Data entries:
* BEGIN *
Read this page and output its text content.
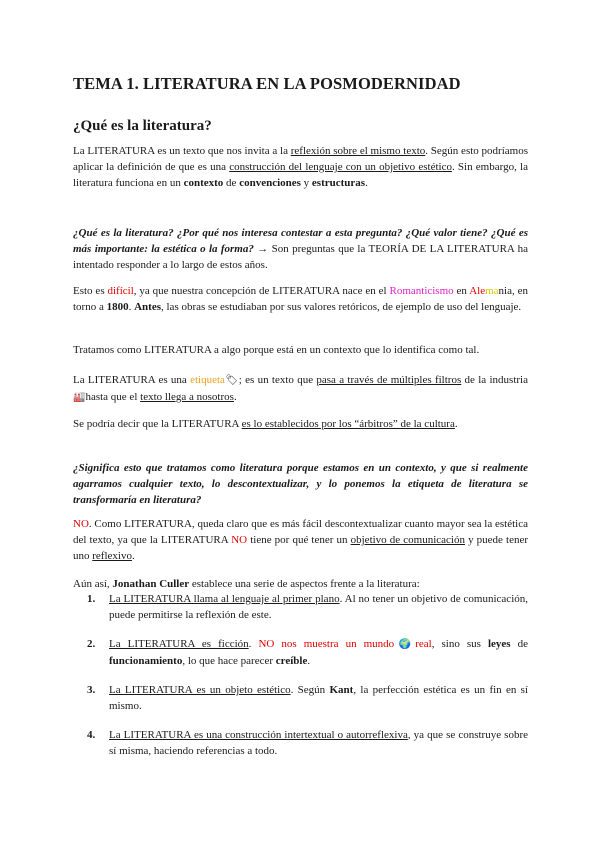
TEMA 1. LITERATURA EN LA POSMODERNIDAD
¿Qué es la literatura?

La LITERATURA es un texto que nos invita a la reflexión sobre el mismo texto. Según esto podríamos aplicar la definición de que es una construcción del lenguaje con un objetivo estético. Sin embargo, la literatura funciona en un contexto de convenciones y estructuras.

¿Qué es la literatura? ¿Por qué nos interesa contestar a esta pregunta? ¿Qué valor tiene? ¿Qué es más importante: la estética o la forma? → Son preguntas que la TEORÍA DE LA LITERATURA ha intentado responder a lo largo de estos años.

Esto es difícil, ya que nuestra concepción de LITERATURA nace en el Romanticismo en Alemania, en torno a 1800. Antes, las obras se estudiaban por sus valores retóricos, de ejemplo de uso del lenguaje.

Tratamos como LITERATURA a algo porque está en un contexto que lo identifica como tal.

La LITERATURA es una etiqueta🏷; es un texto que pasa a través de múltiples filtros de la industria🏭hasta que el texto llega a nosotros.

Se podría decir que la LITERATURA es lo establecidos por los “árbitros” de la cultura.

¿Significa esto que tratamos como literatura porque estamos en un contexto, y que si realmente agarramos cualquier texto, lo descontextualizar, y lo ponemos la etiqueta de literatura se transformaría en literatura?

NO. Como LITERATURA, queda claro que es más fácil descontextualizar cuanto mayor sea la estética del texto, ya que la LITERATURA NO tiene por qué tener un objetivo de comunicación y puede tener uno reflexivo.

Aún así, Jonathan Culler establece una serie de aspectos frente a la literatura:

1. La LITERATURA llama al lenguaje al primer plano. Al no tener un objetivo de comunicación, puede permitirse la reflexión de este.
2. La LITERATURA es ficción. NO nos muestra un mundo🌍real, sino sus leyes de funcionamiento, lo que hace parecer creíble.
3. La LITERATURA es un objeto estético. Según Kant, la perfección estética es un fin en sí mismo.
4. La LITERATURA es una construcción intertextual o autorreflexiva, ya que se construye sobre sí misma, haciendo referencias a todo.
* END *
Work instructions
Identify the lines above that contain the word "comunicación", then copy them.

The result
NO. Como LITERATURA, queda claro que es más fácil descontextualizar cuanto mayor sea la estética del texto, ya que la LITERATURA NO tiene por qué tener un objetivo de comunicación y puede tener uno reflexivo.
1. La LITERATURA llama al lenguaje al primer plano. Al no tener un objetivo de comunicación, puede permitirse la reflexión de este.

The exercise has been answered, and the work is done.